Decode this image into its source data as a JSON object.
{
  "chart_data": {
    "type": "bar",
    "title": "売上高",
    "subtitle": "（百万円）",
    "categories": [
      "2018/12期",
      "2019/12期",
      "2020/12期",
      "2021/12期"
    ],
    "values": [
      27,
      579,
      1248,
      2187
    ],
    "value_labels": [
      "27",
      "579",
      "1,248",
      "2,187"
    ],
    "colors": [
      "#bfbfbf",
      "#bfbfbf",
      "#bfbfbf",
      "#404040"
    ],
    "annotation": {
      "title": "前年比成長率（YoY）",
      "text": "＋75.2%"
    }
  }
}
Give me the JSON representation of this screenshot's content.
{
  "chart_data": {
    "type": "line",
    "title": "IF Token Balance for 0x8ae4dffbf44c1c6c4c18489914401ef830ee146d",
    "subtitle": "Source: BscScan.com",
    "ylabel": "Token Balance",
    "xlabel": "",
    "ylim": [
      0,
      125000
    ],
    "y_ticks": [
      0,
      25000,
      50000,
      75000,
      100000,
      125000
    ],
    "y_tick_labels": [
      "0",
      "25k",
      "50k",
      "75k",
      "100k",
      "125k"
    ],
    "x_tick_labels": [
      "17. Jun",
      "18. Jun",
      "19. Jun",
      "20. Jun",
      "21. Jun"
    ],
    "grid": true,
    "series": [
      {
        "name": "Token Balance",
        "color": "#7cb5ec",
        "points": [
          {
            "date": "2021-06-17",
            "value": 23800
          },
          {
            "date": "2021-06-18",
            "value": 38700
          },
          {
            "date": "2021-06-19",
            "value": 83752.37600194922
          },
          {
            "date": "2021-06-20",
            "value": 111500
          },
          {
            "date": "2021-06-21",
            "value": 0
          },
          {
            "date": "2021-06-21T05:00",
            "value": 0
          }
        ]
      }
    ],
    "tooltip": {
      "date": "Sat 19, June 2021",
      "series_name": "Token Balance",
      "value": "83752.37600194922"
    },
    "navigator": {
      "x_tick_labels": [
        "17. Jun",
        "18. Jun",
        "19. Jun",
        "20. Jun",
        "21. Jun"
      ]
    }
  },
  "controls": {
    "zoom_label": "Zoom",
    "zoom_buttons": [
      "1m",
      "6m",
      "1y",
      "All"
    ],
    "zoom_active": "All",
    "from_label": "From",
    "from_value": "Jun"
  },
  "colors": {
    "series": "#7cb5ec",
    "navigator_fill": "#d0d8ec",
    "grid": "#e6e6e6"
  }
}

-- -- --

## Aim of the task
Set down the material above again, word for word.

## The reply
Decode this image into its source data as a JSON object.
{
  "chart_data": {
    "type": "bar",
    "title": "売上高",
    "subtitle": "（百万円）",
    "categories": [
      "2018/12期",
      "2019/12期",
      "2020/12期",
      "2021/12期"
    ],
    "values": [
      27,
      579,
      1248,
      2187
    ],
    "value_labels": [
      "27",
      "579",
      "1,248",
      "2,187"
    ],
    "colors": [
      "#bfbfbf",
      "#bfbfbf",
      "#bfbfbf",
      "#404040"
    ],
    "annotation": {
      "title": "前年比成長率（YoY）",
      "text": "＋75.2%"
    }
  }
}
Give me the JSON representation of this screenshot's content.
{
  "chart_data": {
    "type": "line",
    "title": "IF Token Balance for 0x8ae4dffbf44c1c6c4c18489914401ef830ee146d",
    "subtitle": "Source: BscScan.com",
    "ylabel": "Token Balance",
    "xlabel": "",
    "ylim": [
      0,
      125000
    ],
    "y_ticks": [
      0,
      25000,
      50000,
      75000,
      100000,
      125000
    ],
    "y_tick_labels": [
      "0",
      "25k",
      "50k",
      "75k",
      "100k",
      "125k"
    ],
    "x_tick_labels": [
      "17. Jun",
      "18. Jun",
      "19. Jun",
      "20. Jun",
      "21. Jun"
    ],
    "grid": true,
    "series": [
      {
        "name": "Token Balance",
        "color": "#7cb5ec",
        "points": [
          {
            "date": "2021-06-17",
            "value": 23800
          },
          {
            "date": "2021-06-18",
            "value": 38700
          },
          {
            "date": "2021-06-19",
            "value": 83752.37600194922
          },
          {
            "date": "2021-06-20",
            "value": 111500
          },
          {
            "date": "2021-06-21",
            "value": 0
          },
          {
            "date": "2021-06-21T05:00",
            "value": 0
          }
        ]
      }
    ],
    "tooltip": {
      "date": "Sat 19, June 2021",
      "series_name": "Token Balance",
      "value": "83752.37600194922"
    },
    "navigator": {
      "x_tick_labels": [
        "17. Jun",
        "18. Jun",
        "19. Jun",
        "20. Jun",
        "21. Jun"
      ]
    }
  },
  "controls": {
    "zoom_label": "Zoom",
    "zoom_buttons": [
      "1m",
      "6m",
      "1y",
      "All"
    ],
    "zoom_active": "All",
    "from_label": "From",
    "from_value": "Jun"
  },
  "colors": {
    "series": "#7cb5ec",
    "navigator_fill": "#d0d8ec",
    "grid": "#e6e6e6"
  }
}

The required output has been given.